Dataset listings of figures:
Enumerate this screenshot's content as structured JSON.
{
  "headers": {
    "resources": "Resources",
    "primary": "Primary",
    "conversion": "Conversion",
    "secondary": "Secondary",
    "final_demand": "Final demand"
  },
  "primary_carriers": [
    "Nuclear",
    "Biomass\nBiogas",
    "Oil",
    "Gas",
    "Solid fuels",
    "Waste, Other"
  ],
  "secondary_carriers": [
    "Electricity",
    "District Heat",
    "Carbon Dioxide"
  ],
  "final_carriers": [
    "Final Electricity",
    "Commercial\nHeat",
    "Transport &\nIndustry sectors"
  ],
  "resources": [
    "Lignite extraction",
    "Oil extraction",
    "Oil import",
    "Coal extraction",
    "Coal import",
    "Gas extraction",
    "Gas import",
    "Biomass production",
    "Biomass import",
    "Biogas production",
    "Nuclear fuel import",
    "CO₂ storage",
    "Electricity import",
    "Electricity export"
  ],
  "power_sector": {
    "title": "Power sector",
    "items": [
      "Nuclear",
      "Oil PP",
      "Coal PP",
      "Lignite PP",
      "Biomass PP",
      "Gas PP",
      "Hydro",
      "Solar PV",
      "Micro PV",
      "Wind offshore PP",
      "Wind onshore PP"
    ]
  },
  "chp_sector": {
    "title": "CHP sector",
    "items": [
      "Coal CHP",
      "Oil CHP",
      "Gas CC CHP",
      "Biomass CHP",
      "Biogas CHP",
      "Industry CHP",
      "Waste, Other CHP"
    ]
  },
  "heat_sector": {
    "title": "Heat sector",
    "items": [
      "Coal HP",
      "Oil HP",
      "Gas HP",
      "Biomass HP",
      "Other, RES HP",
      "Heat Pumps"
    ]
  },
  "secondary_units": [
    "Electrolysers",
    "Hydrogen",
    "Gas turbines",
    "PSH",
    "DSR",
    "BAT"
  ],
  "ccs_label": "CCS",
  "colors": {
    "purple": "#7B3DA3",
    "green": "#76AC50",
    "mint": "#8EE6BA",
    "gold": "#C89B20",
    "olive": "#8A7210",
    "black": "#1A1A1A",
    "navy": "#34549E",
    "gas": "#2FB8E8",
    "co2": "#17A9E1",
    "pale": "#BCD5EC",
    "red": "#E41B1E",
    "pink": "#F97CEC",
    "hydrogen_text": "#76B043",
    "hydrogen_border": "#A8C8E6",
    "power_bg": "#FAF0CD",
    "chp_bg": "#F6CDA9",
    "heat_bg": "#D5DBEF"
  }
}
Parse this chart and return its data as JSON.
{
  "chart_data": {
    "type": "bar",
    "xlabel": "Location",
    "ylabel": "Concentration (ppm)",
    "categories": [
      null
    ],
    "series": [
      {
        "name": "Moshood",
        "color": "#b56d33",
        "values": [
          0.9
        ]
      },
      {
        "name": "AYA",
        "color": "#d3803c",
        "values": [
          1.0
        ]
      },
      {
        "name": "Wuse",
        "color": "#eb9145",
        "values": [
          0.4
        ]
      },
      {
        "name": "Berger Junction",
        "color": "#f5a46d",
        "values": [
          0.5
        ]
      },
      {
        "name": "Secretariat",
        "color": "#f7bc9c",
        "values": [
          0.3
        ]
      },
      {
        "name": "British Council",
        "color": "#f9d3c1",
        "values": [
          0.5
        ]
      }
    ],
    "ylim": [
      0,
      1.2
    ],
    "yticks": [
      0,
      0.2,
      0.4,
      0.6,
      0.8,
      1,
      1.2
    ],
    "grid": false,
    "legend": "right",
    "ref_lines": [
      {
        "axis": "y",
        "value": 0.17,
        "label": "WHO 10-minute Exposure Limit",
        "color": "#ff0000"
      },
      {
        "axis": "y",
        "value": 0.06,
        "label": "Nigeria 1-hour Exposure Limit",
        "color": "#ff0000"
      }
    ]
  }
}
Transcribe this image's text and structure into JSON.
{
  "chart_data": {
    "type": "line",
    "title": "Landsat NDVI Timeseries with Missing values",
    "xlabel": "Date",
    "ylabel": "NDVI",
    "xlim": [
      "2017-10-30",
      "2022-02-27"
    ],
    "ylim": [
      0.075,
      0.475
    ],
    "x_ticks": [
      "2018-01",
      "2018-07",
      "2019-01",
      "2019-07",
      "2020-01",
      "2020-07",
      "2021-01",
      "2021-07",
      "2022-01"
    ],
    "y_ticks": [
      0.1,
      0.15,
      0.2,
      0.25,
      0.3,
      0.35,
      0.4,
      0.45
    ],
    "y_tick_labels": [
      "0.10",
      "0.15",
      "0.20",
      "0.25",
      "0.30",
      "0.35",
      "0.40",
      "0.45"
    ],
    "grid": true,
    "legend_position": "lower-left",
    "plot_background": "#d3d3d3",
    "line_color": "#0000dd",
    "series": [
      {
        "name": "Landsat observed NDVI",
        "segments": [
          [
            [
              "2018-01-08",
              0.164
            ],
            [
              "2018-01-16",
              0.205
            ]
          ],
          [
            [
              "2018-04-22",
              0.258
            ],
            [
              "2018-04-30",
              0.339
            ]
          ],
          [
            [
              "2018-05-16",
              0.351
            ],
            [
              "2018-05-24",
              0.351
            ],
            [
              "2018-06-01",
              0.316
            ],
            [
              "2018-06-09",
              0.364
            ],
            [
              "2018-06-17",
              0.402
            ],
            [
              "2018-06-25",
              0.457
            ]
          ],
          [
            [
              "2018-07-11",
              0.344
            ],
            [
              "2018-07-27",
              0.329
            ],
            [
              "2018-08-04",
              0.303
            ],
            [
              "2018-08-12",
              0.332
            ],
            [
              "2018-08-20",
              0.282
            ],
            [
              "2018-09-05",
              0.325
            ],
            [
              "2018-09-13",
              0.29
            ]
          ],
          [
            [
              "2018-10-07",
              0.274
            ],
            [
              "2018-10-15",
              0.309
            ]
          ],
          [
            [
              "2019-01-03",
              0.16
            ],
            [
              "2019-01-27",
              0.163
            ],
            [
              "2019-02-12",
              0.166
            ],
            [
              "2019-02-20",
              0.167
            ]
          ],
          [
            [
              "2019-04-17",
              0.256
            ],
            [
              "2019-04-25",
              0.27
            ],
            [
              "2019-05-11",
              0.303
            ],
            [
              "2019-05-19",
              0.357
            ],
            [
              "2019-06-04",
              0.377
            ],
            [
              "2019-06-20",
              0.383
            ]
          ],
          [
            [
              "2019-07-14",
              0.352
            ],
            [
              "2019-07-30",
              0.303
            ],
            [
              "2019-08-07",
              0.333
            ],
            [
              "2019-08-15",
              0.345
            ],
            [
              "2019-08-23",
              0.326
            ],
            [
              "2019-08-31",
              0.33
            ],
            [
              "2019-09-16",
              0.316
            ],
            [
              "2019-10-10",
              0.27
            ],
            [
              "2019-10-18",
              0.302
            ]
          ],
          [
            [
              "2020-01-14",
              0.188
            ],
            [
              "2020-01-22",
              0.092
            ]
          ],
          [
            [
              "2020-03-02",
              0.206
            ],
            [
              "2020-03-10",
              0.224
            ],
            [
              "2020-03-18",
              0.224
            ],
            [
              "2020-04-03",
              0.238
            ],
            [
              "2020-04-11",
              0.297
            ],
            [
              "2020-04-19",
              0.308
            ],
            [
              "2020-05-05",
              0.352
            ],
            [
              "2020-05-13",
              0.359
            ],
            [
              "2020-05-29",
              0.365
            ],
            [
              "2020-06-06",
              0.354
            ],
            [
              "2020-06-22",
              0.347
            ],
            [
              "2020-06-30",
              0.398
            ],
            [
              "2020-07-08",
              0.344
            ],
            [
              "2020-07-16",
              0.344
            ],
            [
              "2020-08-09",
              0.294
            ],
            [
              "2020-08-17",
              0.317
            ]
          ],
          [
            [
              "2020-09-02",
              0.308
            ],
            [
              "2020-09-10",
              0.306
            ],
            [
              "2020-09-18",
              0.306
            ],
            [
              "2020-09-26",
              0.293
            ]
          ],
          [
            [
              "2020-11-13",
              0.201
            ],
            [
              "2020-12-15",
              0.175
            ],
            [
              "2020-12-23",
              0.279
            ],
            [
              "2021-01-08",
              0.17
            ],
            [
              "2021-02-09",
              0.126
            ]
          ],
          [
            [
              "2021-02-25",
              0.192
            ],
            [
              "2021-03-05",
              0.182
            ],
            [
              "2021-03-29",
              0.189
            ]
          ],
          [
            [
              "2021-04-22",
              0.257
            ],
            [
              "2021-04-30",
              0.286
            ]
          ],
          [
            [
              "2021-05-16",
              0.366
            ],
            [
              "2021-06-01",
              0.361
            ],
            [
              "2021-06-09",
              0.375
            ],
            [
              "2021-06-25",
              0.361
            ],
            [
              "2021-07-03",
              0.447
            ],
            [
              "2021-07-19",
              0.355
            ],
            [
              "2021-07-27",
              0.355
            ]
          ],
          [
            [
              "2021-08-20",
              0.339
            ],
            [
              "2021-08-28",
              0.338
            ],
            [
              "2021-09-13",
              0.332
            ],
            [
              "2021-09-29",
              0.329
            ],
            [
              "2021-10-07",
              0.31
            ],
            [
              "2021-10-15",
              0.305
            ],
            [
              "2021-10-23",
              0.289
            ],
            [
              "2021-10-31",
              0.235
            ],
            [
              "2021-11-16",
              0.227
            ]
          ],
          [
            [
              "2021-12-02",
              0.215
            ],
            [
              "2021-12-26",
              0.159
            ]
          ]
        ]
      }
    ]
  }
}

→ **Short problem**: What is the number of lines in the records that contain "extraction"? Give that number only.

→ **Exercise output**: 4